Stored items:
# # # # # # #

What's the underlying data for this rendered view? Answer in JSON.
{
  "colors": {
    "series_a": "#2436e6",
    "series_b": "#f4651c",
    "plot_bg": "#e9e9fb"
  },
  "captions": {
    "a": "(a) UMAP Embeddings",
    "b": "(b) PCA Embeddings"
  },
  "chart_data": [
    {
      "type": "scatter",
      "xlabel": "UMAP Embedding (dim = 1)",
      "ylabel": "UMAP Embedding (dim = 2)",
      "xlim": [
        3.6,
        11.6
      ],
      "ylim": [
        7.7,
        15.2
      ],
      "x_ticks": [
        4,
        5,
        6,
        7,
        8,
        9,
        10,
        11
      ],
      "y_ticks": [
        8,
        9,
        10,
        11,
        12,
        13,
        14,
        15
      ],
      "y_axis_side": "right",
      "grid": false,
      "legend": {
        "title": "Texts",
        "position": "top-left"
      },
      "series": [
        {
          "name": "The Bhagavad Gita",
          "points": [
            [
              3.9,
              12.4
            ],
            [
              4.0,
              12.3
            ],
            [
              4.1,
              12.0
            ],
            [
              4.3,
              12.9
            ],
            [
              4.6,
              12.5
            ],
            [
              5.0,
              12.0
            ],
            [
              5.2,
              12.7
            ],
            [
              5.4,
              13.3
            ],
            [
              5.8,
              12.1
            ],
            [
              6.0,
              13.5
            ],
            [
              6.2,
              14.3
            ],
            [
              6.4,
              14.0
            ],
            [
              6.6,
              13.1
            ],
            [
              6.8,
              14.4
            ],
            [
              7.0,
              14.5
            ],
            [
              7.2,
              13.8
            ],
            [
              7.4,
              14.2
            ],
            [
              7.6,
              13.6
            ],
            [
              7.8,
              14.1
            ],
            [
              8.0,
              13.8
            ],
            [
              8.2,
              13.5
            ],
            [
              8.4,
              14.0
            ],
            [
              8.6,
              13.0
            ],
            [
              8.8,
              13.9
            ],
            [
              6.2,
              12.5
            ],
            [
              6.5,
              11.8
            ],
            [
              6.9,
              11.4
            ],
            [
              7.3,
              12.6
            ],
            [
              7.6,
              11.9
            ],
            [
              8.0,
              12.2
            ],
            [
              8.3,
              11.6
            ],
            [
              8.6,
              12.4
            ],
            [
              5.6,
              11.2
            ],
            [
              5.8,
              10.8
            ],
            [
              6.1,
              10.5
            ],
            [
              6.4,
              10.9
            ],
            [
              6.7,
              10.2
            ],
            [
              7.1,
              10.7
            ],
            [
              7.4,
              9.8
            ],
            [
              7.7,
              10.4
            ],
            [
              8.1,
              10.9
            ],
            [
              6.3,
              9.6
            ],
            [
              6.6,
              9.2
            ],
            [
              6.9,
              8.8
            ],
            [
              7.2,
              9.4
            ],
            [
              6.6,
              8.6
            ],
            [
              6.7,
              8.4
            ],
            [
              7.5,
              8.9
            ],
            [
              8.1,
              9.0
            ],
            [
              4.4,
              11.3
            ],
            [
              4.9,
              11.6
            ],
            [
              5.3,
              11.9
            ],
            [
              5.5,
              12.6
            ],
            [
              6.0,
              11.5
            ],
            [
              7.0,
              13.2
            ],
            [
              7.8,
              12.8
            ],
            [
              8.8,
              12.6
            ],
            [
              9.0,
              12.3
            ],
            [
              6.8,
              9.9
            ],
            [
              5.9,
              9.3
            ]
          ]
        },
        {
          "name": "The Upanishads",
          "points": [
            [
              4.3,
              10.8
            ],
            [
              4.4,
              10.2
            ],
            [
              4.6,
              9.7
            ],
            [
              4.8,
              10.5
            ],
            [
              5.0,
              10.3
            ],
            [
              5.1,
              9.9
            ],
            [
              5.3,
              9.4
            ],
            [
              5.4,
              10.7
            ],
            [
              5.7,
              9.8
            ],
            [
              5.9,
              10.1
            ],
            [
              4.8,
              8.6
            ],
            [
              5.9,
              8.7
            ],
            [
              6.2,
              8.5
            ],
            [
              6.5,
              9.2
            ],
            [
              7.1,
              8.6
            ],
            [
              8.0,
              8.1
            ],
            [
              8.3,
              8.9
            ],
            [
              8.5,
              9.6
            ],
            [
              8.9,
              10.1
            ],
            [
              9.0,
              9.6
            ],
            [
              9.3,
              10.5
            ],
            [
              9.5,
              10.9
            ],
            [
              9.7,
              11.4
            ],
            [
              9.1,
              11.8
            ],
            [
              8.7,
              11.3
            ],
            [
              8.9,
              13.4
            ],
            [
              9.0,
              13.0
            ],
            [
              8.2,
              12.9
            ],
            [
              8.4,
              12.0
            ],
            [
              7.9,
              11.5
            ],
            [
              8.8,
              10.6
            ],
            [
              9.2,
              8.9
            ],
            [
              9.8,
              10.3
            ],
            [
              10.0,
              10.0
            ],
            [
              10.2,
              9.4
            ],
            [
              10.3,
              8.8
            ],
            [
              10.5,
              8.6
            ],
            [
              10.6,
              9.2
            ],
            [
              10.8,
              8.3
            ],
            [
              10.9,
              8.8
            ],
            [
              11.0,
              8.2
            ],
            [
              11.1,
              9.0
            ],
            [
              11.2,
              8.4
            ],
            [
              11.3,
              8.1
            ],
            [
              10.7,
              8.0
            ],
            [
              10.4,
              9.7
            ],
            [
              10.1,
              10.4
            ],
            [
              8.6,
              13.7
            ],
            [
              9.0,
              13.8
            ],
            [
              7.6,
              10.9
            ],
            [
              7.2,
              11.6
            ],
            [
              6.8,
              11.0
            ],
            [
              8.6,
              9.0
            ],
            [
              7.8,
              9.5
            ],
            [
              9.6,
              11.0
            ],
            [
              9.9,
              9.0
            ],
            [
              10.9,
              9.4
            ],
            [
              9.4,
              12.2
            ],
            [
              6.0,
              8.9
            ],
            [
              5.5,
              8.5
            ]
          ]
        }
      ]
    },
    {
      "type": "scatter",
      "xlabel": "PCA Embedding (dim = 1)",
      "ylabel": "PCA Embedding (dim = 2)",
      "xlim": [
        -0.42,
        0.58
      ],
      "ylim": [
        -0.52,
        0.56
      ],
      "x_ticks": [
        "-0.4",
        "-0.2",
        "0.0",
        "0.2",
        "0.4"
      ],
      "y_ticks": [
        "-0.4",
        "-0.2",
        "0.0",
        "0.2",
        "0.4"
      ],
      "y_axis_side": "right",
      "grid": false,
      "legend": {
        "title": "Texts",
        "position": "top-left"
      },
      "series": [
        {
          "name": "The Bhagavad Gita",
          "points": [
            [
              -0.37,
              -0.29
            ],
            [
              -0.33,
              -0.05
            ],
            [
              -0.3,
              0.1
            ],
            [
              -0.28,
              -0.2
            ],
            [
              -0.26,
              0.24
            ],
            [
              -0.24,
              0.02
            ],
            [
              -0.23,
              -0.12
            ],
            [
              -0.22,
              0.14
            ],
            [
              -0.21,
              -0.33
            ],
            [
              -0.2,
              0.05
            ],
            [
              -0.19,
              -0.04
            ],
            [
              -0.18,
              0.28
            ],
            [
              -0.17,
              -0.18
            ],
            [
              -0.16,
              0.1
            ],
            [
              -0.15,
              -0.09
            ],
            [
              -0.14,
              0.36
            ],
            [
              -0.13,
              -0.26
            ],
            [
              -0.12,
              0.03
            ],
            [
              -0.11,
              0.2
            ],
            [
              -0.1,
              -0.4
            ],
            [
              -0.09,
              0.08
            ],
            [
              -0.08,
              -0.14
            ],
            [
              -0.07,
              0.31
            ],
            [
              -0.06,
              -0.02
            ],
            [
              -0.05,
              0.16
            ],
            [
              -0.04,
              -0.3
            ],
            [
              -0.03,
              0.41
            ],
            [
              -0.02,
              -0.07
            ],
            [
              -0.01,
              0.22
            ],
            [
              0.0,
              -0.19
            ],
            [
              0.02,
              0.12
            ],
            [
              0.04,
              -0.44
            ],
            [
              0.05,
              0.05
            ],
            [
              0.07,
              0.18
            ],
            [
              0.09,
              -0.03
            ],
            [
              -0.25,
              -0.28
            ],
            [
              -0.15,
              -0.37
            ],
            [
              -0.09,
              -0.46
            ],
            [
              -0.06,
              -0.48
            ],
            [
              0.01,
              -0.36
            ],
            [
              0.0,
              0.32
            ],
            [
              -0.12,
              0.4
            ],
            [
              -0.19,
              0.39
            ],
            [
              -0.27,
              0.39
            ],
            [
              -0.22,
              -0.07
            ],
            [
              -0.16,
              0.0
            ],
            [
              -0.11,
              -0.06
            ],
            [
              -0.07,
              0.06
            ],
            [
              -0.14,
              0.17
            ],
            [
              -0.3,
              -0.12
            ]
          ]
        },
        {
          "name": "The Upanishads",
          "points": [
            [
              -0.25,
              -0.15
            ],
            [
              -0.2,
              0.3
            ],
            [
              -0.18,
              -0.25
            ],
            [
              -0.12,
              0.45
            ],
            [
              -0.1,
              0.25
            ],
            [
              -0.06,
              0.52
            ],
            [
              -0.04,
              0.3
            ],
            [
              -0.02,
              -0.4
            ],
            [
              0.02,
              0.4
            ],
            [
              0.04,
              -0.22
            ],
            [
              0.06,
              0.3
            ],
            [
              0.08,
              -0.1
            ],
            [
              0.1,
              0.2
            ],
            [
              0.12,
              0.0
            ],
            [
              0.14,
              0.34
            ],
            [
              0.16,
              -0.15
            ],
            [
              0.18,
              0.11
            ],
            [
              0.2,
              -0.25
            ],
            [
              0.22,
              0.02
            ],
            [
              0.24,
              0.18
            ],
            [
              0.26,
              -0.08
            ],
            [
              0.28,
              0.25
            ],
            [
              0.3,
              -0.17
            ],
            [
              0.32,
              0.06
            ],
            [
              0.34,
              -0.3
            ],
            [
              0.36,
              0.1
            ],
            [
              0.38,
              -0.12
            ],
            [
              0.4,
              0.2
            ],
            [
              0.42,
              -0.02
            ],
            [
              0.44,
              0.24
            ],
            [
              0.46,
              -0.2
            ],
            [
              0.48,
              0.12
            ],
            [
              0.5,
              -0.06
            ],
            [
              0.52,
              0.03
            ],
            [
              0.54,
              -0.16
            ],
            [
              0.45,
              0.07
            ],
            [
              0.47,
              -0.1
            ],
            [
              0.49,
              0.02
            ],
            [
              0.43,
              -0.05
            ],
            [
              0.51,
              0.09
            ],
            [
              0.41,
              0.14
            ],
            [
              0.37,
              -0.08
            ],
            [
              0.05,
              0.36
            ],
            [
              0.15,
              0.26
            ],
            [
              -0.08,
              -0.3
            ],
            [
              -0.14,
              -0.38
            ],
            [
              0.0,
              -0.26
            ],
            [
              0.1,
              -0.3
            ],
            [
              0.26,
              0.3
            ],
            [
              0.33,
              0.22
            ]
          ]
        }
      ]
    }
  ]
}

# # # # # # #

Look through the entries above and list every line containing "UMAP".

FINAL RESULT:
    "a": "(a) UMAP Embeddings",
      "xlabel": "UMAP Embedding (dim = 1)",
      "ylabel": "UMAP Embedding (dim = 2)",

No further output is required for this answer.